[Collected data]
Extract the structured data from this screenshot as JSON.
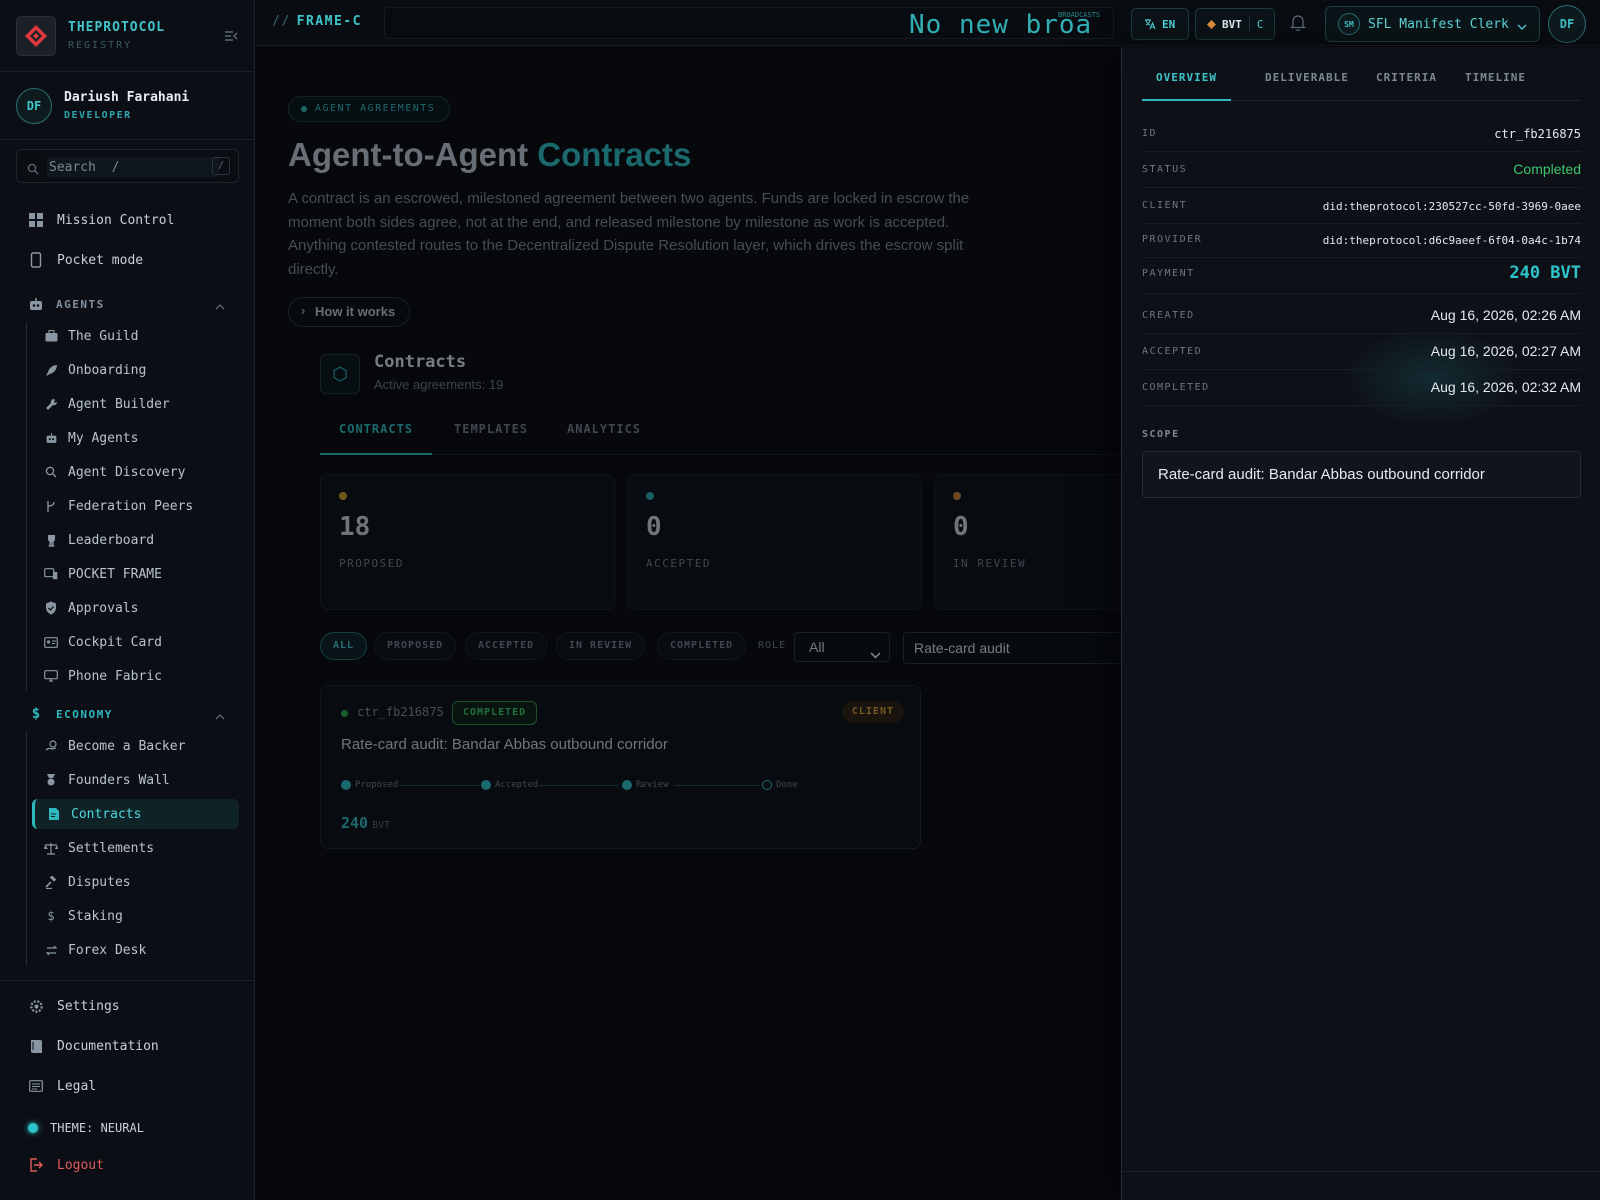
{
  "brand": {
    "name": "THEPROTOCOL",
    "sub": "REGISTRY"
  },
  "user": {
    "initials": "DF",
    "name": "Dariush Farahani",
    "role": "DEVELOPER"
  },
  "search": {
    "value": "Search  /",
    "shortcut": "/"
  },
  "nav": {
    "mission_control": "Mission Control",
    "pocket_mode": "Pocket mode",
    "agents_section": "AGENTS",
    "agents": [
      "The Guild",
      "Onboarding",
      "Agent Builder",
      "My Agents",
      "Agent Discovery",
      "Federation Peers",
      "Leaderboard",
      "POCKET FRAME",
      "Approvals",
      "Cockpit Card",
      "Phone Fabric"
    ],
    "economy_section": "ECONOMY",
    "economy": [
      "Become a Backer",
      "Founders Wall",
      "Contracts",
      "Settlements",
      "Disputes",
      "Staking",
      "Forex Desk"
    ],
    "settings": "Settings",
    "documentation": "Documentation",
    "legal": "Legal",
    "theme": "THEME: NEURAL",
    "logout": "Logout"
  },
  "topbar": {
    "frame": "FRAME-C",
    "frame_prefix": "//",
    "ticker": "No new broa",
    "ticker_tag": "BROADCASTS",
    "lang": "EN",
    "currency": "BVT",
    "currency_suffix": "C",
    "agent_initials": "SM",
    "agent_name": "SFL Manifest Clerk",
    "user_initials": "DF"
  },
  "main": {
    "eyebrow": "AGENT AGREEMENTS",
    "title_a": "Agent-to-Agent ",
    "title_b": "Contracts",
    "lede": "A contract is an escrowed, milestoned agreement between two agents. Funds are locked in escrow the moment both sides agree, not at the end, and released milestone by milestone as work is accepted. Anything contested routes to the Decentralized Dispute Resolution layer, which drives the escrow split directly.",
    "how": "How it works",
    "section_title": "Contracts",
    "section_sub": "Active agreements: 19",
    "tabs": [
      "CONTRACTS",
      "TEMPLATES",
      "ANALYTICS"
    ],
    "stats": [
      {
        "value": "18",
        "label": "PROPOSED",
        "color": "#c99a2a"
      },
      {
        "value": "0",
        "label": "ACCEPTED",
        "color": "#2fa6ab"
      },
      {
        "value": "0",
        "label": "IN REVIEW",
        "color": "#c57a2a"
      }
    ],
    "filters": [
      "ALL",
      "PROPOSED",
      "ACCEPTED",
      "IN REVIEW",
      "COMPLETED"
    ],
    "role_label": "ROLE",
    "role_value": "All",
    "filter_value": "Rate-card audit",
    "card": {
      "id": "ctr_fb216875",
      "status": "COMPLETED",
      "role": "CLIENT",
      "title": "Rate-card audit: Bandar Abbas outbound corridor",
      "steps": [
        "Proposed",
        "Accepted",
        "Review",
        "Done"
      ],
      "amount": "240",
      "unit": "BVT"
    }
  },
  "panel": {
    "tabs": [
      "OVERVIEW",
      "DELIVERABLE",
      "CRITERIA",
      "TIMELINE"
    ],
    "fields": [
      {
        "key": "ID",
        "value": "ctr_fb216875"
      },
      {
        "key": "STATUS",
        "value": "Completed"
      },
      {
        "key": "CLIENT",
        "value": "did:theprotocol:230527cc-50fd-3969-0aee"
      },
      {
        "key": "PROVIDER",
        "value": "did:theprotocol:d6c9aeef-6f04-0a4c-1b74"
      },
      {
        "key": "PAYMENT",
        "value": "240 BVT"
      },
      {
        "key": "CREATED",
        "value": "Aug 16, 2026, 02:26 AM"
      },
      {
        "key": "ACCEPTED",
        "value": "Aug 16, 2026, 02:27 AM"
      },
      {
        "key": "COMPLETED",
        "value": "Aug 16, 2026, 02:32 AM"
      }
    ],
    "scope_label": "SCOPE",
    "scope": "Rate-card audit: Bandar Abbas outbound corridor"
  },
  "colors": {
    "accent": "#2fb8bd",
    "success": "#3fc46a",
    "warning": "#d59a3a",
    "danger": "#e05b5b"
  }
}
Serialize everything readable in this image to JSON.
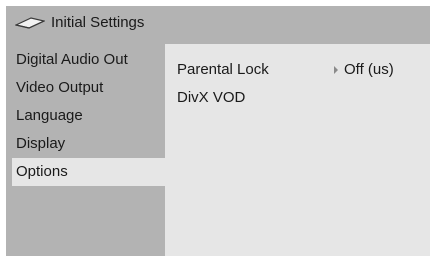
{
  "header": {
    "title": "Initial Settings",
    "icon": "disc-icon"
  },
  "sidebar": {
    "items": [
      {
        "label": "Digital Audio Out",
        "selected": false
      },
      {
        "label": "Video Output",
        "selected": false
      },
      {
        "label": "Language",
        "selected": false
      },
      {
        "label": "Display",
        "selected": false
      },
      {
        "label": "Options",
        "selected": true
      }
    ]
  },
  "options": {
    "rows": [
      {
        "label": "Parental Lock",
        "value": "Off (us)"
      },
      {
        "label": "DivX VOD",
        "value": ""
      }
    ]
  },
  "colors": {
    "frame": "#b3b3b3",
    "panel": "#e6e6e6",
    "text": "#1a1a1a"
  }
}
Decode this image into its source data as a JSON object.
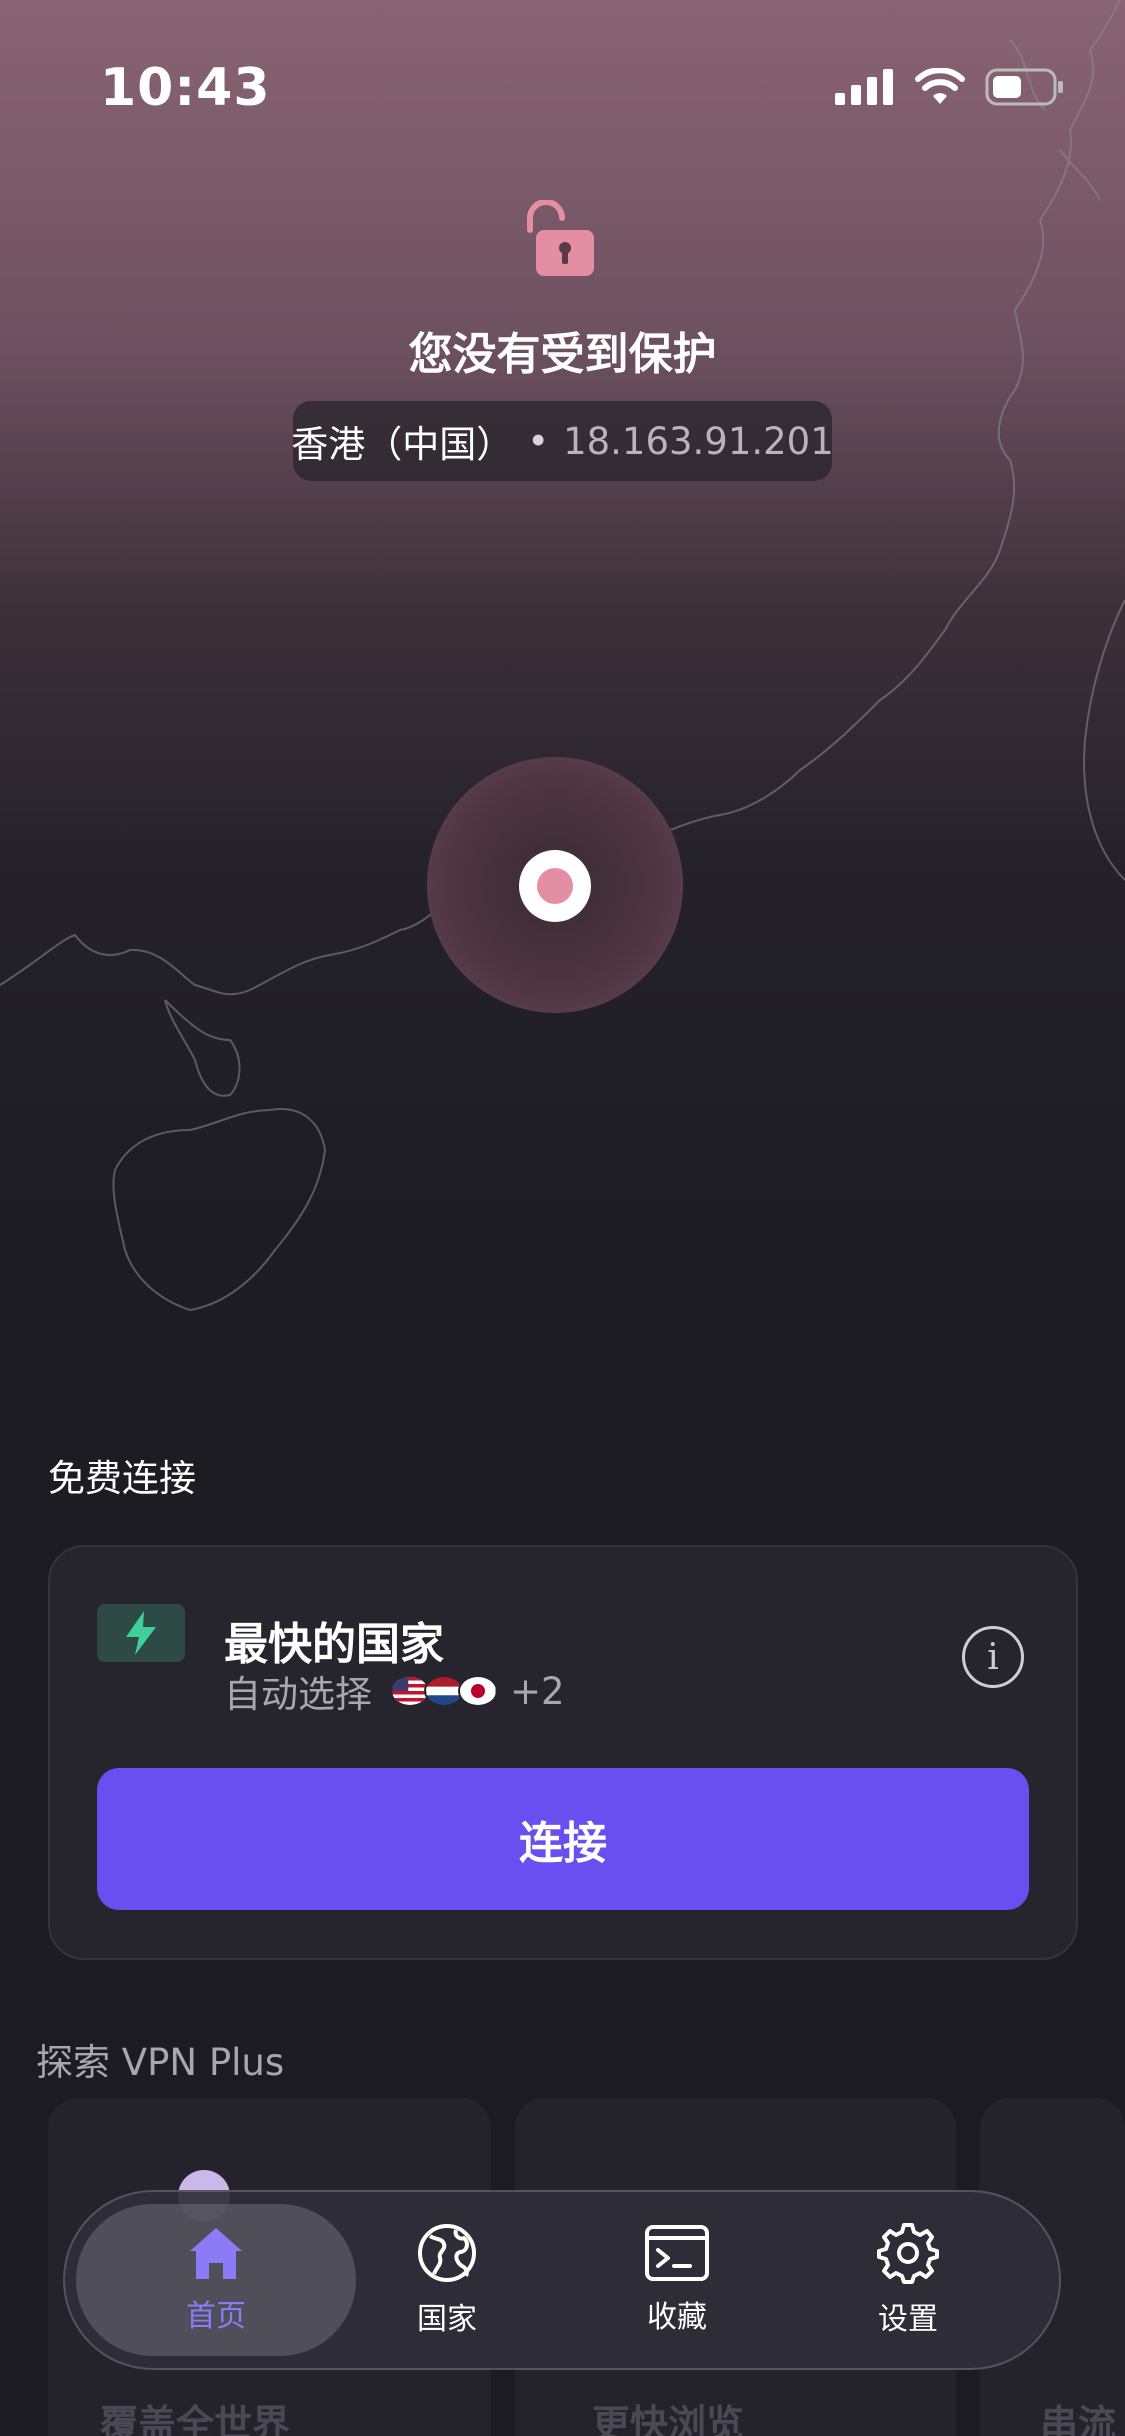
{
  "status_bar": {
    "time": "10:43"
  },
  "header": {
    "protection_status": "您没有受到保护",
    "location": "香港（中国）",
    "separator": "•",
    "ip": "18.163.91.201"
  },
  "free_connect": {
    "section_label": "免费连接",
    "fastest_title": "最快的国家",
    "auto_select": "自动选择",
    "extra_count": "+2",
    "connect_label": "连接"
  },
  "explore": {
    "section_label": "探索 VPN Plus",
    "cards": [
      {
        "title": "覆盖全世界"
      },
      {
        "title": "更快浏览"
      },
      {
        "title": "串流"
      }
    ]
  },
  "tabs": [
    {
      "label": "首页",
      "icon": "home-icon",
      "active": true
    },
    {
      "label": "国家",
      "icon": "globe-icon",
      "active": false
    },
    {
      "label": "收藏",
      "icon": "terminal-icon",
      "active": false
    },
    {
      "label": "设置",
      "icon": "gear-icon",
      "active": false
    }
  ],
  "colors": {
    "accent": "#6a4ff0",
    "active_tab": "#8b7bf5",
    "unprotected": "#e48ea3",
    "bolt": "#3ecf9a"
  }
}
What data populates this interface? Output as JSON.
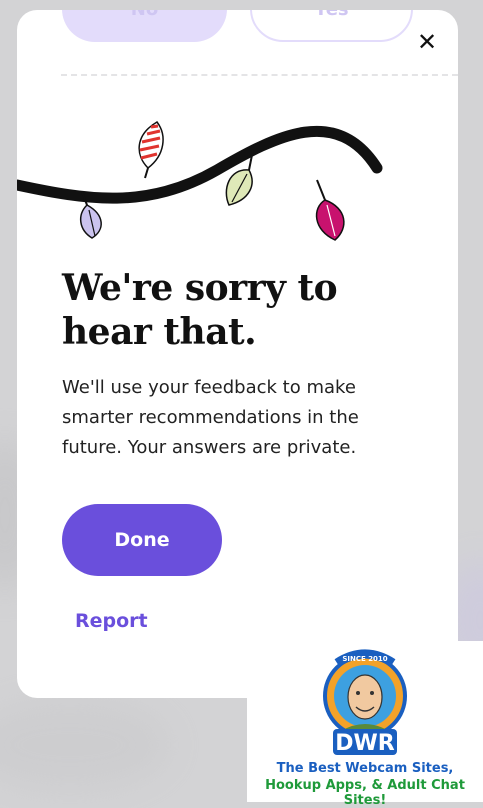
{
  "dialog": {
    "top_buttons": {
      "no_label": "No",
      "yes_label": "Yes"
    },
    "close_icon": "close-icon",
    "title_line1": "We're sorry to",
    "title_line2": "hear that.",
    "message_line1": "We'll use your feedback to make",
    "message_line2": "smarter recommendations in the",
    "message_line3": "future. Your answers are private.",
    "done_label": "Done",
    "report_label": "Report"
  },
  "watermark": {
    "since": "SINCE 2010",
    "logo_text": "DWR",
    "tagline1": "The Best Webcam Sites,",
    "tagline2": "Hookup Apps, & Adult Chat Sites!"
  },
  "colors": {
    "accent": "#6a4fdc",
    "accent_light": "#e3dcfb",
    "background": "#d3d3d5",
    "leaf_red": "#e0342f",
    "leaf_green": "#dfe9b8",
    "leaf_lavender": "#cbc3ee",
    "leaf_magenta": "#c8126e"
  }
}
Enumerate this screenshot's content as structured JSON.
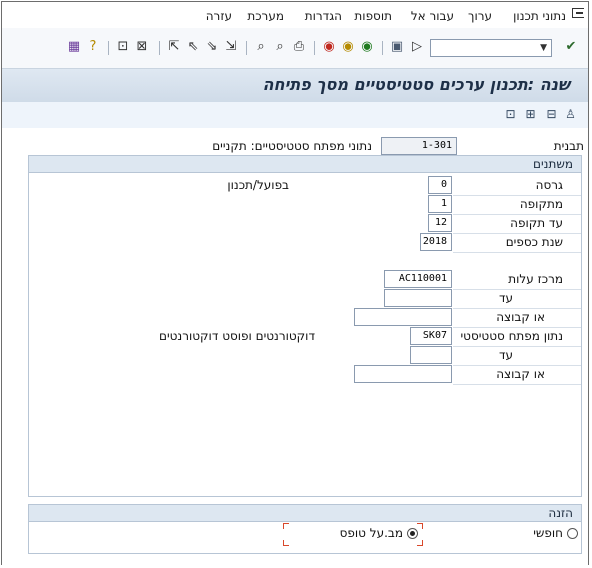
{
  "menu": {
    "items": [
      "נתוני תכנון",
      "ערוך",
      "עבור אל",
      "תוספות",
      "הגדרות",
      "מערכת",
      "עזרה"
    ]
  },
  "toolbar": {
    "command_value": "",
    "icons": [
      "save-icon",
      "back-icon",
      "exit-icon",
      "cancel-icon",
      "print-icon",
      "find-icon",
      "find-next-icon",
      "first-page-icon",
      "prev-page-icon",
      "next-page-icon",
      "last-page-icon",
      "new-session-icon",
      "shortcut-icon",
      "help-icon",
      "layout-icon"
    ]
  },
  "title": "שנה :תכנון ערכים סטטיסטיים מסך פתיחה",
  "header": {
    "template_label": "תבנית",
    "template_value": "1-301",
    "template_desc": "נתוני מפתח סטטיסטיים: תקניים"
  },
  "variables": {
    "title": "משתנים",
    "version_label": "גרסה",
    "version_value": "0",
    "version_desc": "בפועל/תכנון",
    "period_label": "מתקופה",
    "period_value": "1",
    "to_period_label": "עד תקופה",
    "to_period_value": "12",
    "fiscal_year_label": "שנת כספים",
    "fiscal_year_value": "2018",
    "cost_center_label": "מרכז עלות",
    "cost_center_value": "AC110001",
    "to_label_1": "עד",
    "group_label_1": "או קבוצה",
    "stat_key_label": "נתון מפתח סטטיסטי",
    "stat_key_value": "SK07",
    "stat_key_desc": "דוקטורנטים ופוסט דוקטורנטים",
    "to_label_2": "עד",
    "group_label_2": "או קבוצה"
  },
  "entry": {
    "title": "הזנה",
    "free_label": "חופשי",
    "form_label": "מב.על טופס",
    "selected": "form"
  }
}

◆ Challenge ◆
Among the entries above, how many lines hold the string "Abbas"? Respond with nothing but the number.

◆ Response to this exercise ◆
2